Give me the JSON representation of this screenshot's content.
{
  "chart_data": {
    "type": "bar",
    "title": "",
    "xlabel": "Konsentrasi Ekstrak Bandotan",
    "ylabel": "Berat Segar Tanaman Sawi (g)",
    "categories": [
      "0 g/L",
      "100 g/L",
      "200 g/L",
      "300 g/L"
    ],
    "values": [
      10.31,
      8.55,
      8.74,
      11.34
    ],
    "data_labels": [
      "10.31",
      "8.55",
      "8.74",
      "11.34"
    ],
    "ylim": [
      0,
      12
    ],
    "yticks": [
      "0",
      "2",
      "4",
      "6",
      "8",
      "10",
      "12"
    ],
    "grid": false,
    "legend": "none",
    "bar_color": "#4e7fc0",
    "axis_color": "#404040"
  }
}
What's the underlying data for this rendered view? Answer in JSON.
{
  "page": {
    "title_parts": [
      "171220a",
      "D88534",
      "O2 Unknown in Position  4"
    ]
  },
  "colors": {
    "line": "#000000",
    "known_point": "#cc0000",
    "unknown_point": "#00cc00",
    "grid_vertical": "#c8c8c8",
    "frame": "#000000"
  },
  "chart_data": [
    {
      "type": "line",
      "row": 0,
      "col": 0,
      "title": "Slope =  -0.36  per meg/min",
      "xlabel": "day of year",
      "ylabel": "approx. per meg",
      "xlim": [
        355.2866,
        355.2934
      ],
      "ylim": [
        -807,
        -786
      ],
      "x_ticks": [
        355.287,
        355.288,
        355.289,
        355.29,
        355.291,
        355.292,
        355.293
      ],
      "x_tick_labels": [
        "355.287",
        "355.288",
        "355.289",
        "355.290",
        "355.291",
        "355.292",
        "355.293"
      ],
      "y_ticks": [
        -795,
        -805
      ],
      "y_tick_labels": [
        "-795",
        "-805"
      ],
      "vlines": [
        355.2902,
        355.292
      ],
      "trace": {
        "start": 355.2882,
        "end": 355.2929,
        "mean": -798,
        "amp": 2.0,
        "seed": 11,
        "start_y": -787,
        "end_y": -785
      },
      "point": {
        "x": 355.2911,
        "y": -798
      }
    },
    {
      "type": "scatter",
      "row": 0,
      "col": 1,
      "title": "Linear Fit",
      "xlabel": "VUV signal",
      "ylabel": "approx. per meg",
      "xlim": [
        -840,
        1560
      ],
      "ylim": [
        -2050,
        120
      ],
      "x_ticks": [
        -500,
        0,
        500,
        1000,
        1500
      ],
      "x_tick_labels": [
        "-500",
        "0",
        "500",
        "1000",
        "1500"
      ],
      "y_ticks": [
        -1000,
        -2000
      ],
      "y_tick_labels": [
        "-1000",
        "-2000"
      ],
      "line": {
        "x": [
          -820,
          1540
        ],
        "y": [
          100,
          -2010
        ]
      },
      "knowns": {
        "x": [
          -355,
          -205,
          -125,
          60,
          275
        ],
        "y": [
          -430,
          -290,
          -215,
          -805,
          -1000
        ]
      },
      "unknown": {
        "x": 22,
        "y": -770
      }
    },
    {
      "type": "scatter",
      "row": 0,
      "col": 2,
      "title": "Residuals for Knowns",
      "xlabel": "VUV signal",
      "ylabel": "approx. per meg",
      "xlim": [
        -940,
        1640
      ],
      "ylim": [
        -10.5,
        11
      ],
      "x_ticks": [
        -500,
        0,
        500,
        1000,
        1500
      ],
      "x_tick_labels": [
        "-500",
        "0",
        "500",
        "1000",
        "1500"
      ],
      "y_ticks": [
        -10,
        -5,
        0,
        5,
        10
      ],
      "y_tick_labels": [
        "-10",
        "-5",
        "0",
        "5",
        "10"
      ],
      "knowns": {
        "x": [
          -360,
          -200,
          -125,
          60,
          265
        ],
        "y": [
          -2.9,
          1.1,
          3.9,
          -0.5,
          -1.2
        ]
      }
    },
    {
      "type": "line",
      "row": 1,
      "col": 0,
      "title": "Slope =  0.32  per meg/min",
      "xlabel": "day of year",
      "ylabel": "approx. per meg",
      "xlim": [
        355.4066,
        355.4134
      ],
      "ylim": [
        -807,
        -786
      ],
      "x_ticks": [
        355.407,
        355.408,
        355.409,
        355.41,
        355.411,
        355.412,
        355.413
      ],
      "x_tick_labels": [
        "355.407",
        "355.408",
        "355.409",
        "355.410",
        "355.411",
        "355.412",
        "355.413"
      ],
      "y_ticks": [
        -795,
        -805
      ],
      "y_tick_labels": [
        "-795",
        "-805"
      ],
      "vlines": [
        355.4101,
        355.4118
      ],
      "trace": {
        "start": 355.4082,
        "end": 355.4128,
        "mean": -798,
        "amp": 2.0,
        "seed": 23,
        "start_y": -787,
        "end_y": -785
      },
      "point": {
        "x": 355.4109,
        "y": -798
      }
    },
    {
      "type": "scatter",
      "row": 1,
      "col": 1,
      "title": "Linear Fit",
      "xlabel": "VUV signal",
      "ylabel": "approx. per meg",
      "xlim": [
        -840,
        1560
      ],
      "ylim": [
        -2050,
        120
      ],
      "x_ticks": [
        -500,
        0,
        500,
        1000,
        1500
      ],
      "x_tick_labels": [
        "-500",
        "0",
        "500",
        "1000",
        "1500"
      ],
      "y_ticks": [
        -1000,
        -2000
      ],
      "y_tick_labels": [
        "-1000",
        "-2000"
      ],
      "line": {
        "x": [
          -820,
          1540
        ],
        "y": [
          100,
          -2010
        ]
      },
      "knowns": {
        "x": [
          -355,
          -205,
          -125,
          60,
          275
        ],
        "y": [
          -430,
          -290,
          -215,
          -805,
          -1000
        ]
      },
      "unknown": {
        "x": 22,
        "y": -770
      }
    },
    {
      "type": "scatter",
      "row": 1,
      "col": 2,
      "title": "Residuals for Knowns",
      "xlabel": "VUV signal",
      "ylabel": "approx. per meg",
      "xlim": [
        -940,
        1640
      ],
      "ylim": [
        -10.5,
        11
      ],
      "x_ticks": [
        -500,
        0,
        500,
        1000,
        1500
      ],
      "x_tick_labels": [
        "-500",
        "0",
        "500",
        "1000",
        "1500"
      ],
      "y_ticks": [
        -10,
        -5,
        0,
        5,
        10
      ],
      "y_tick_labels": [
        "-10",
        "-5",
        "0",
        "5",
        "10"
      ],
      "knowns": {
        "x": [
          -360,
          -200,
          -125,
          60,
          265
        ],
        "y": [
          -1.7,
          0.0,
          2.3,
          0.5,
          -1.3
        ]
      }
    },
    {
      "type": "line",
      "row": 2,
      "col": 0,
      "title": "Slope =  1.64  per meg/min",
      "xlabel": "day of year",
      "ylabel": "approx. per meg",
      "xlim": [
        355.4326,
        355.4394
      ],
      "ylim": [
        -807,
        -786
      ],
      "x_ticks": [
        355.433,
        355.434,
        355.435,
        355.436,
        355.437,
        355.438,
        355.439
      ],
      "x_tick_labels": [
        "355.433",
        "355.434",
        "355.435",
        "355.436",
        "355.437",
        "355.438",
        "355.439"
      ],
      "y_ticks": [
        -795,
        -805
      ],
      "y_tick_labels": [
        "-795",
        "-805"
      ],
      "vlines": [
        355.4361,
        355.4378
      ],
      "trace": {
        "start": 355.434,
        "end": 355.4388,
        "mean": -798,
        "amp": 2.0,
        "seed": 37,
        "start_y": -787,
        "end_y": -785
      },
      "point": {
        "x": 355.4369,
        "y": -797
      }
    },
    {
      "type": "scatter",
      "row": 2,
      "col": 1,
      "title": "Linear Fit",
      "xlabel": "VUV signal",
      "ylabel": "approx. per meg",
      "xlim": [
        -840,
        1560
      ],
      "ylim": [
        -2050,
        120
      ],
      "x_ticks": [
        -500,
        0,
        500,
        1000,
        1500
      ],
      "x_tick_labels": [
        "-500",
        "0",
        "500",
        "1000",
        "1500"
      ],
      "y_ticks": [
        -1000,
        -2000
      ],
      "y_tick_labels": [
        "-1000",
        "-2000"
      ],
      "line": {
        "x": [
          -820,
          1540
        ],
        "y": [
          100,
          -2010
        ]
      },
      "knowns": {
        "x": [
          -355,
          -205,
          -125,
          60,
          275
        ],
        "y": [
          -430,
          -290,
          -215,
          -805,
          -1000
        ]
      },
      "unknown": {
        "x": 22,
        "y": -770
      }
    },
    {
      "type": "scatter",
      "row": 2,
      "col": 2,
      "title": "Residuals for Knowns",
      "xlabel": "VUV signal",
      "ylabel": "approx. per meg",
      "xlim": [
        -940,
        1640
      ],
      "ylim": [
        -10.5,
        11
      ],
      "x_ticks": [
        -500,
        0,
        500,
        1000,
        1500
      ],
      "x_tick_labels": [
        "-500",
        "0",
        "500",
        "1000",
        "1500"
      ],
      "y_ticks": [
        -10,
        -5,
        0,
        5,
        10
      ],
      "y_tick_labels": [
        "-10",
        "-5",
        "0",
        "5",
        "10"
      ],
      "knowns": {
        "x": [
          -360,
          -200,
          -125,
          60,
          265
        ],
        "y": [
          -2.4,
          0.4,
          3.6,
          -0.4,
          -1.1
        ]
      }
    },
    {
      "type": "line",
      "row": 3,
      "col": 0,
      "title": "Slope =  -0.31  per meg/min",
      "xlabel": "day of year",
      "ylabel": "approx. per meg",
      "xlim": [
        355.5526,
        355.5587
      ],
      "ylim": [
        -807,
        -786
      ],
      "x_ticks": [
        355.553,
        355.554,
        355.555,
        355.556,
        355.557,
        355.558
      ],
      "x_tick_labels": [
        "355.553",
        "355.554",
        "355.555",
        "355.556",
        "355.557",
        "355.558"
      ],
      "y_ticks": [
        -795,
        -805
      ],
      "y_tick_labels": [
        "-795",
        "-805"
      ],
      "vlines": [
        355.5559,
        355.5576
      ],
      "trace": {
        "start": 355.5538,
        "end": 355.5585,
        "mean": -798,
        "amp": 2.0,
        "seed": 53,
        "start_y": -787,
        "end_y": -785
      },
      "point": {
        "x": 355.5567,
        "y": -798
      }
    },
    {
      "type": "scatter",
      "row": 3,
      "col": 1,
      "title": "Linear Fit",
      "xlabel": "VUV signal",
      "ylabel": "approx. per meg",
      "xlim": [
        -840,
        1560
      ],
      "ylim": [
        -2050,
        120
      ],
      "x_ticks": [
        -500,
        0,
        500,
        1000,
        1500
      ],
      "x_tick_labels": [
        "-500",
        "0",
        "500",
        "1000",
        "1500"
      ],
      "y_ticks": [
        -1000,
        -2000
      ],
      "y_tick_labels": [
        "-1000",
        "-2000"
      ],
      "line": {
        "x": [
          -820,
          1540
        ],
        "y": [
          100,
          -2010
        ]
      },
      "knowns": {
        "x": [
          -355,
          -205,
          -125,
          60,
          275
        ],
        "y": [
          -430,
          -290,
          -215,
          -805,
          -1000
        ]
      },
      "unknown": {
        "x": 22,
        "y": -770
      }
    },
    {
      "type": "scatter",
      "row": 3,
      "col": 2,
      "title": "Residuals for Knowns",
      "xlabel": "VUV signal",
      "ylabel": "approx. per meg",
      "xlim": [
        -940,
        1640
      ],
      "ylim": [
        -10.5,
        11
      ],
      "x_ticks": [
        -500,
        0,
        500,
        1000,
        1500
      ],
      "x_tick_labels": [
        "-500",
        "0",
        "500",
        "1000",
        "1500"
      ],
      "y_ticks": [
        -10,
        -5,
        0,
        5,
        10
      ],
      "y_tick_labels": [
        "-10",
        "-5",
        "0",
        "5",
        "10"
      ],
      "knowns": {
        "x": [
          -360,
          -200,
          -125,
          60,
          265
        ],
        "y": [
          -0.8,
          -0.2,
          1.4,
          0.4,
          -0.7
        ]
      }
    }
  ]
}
☆ ☆ ☆
## [Request]
Return every line containing "JSON".

## [Written answer]
Give me the JSON representation of this screenshot's content.
What's the underlying data for this rendered view? Answer in JSON.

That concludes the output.